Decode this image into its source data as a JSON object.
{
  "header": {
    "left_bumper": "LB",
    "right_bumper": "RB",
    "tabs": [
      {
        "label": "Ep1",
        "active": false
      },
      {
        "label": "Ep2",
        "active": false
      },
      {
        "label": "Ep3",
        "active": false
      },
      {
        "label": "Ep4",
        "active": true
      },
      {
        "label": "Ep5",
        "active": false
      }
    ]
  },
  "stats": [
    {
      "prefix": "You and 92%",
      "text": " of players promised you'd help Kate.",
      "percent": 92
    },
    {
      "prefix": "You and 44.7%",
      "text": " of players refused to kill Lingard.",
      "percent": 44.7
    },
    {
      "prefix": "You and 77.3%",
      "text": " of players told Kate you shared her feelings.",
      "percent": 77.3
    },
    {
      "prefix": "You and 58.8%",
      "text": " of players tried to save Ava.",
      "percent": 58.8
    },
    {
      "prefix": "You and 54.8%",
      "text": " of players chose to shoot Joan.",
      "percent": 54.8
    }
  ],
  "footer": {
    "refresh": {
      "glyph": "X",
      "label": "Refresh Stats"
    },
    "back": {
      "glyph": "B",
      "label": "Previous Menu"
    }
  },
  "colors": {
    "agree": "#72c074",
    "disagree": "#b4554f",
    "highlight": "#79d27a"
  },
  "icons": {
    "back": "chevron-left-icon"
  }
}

※ ※ ※

### Your goal
State how many lines include the string "percent". Give no other information.

### Written solution
5